- [YOUR OBJECTIVE]:
With the pictures omitted, write out the entries that follow exactly as they stand.

- [SUPPLIED MATERIAL]:
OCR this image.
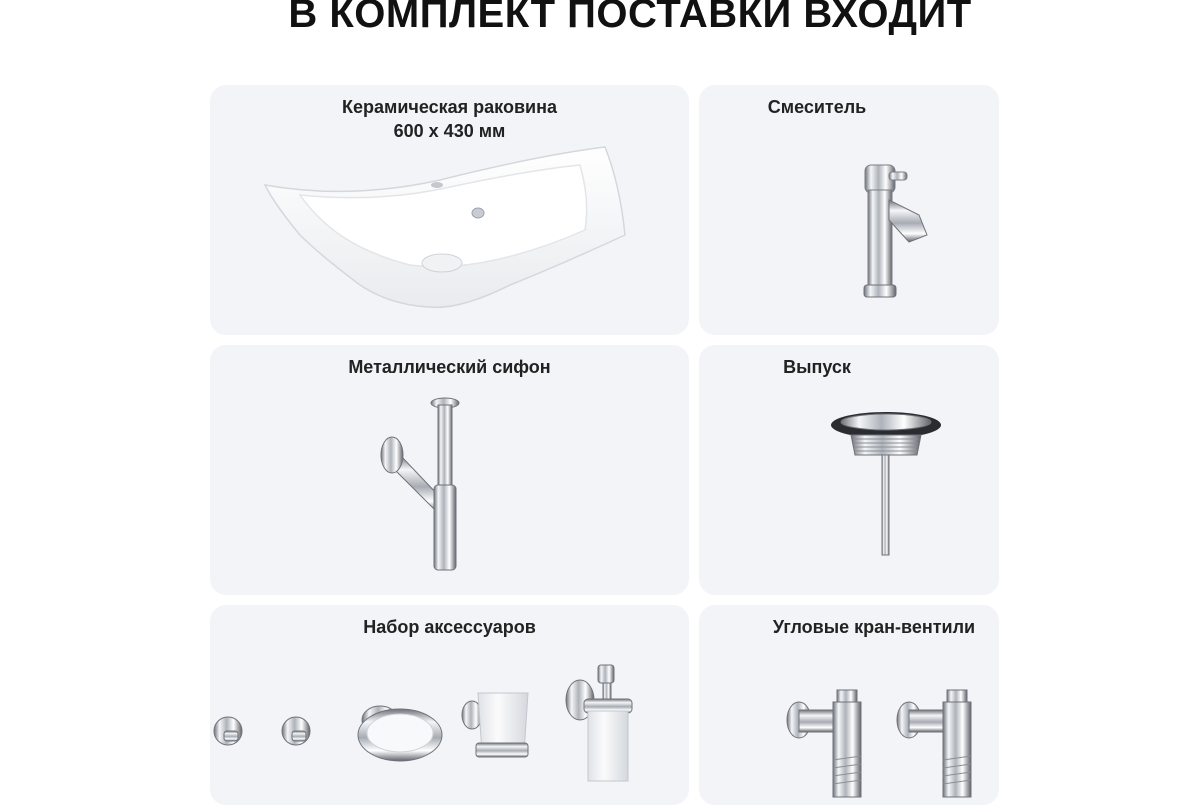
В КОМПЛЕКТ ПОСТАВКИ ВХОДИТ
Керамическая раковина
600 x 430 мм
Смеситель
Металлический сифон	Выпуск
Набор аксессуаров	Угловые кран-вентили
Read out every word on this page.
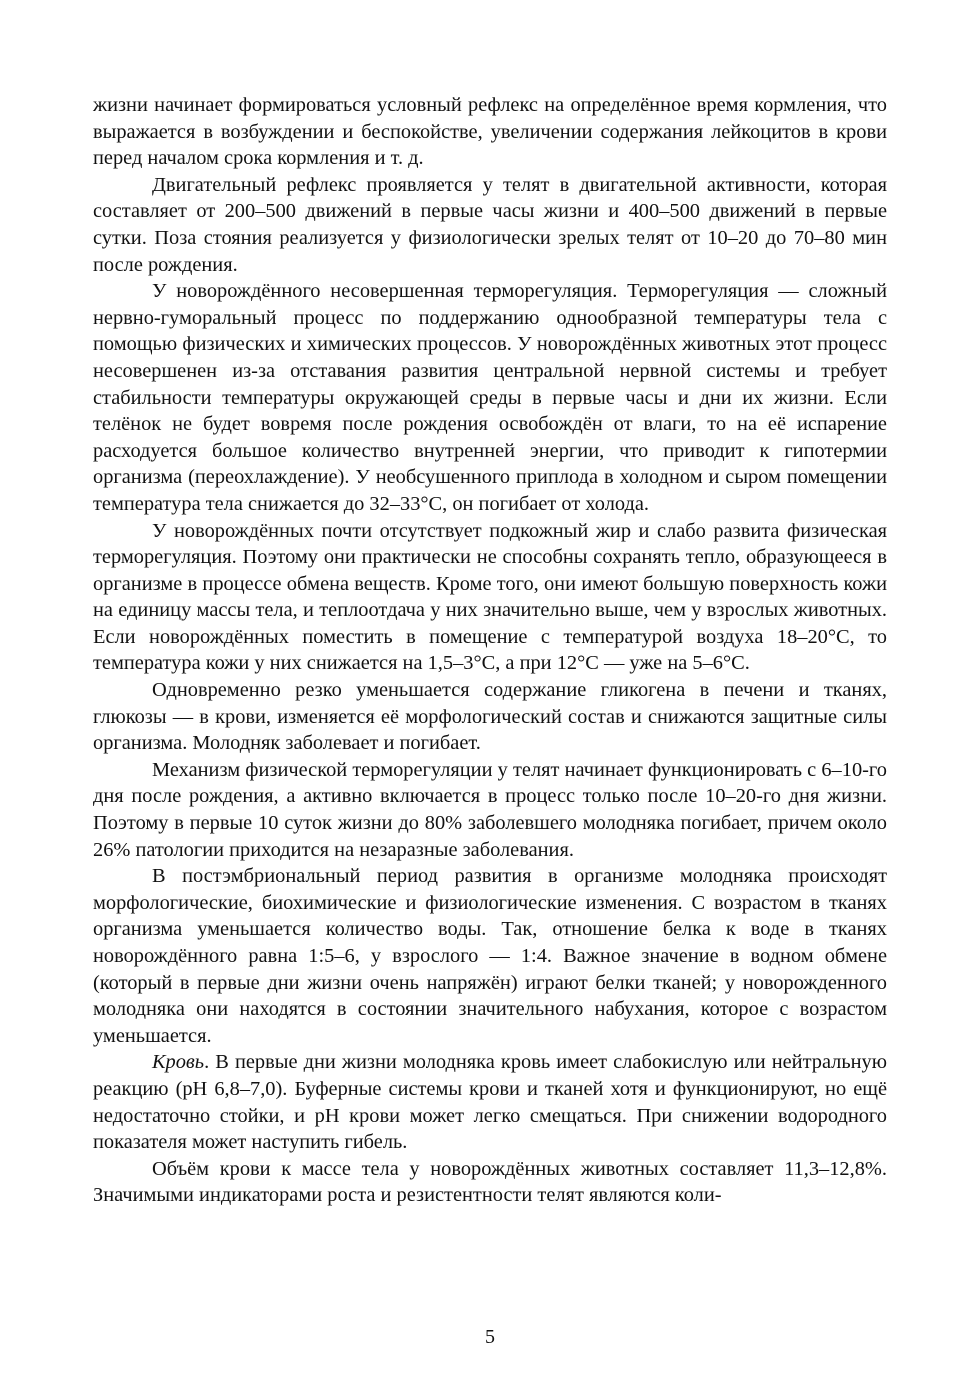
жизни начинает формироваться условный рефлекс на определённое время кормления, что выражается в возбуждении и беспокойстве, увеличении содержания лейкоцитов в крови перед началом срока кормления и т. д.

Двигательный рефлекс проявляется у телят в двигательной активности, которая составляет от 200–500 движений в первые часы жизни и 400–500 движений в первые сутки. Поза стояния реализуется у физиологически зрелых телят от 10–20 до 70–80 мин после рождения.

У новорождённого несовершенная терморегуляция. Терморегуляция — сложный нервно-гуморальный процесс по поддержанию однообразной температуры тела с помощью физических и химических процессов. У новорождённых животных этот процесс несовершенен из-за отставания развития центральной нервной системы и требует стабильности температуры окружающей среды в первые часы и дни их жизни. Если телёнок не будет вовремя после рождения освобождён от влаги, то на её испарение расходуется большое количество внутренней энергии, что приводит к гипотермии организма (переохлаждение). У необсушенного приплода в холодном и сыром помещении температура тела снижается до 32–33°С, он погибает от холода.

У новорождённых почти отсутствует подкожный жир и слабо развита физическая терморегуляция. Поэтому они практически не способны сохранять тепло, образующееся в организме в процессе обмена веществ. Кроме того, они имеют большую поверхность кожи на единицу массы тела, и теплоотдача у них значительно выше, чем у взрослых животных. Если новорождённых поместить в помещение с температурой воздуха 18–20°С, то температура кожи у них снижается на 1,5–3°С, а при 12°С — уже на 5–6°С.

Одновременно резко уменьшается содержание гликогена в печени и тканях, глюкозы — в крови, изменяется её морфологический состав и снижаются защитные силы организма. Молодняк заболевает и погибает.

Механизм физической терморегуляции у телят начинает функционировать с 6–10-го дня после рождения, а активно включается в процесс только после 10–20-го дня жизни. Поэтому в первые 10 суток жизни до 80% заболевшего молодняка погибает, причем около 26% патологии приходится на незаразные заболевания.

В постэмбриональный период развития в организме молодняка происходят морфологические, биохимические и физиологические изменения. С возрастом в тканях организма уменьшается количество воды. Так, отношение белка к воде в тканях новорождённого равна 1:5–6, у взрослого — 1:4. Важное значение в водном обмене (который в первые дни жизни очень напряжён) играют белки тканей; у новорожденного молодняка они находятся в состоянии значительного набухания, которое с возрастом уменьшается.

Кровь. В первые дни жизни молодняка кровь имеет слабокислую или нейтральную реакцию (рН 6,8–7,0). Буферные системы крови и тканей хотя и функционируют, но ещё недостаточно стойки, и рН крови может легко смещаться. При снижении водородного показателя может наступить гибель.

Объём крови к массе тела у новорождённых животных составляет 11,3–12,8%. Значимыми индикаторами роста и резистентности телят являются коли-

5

- [WORKED ANSWER]:
OCR this image.
В КОМПЛЕКТ ПОСТАВКИ ВХОДИТ
Керамическая раковина
600 x 430 мм
Смеситель
Металлический сифон	Выпуск
Набор аксессуаров	Угловые кран-вентили
Read out every word on this page.
жизни начинает формироваться условный рефлекс на определённое время кормления, что выражается в возбуждении и беспокойстве, увеличении содержания лейкоцитов в крови перед началом срока кормления и т. д.

Двигательный рефлекс проявляется у телят в двигательной активности, которая составляет от 200–500 движений в первые часы жизни и 400–500 движений в первые сутки. Поза стояния реализуется у физиологически зрелых телят от 10–20 до 70–80 мин после рождения.

У новорождённого несовершенная терморегуляция. Терморегуляция — сложный нервно-гуморальный процесс по поддержанию однообразной температуры тела с помощью физических и химических процессов. У новорождённых животных этот процесс несовершенен из-за отставания развития центральной нервной системы и требует стабильности температуры окружающей среды в первые часы и дни их жизни. Если телёнок не будет вовремя после рождения освобождён от влаги, то на её испарение расходуется большое количество внутренней энергии, что приводит к гипотермии организма (переохлаждение). У необсушенного приплода в холодном и сыром помещении температура тела снижается до 32–33°С, он погибает от холода.

У новорождённых почти отсутствует подкожный жир и слабо развита физическая терморегуляция. Поэтому они практически не способны сохранять тепло, образующееся в организме в процессе обмена веществ. Кроме того, они имеют большую поверхность кожи на единицу массы тела, и теплоотдача у них значительно выше, чем у взрослых животных. Если новорождённых поместить в помещение с температурой воздуха 18–20°С, то температура кожи у них снижается на 1,5–3°С, а при 12°С — уже на 5–6°С.

Одновременно резко уменьшается содержание гликогена в печени и тканях, глюкозы — в крови, изменяется её морфологический состав и снижаются защитные силы организма. Молодняк заболевает и погибает.

Механизм физической терморегуляции у телят начинает функционировать с 6–10-го дня после рождения, а активно включается в процесс только после 10–20-го дня жизни. Поэтому в первые 10 суток жизни до 80% заболевшего молодняка погибает, причем около 26% патологии приходится на незаразные заболевания.

В постэмбриональный период развития в организме молодняка происходят морфологические, биохимические и физиологические изменения. С возрастом в тканях организма уменьшается количество воды. Так, отношение белка к воде в тканях новорождённого равна 1:5–6, у взрослого — 1:4. Важное значение в водном обмене (который в первые дни жизни очень напряжён) играют белки тканей; у новорожденного молодняка они находятся в состоянии значительного набухания, которое с возрастом уменьшается.

Кровь. В первые дни жизни молодняка кровь имеет слабокислую или нейтральную реакцию (рН 6,8–7,0). Буферные системы крови и тканей хотя и функционируют, но ещё недостаточно стойки, и рН крови может легко смещаться. При снижении водородного показателя может наступить гибель.

Объём крови к массе тела у новорождённых животных составляет 11,3–12,8%. Значимыми индикаторами роста и резистентности телят являются коли-

5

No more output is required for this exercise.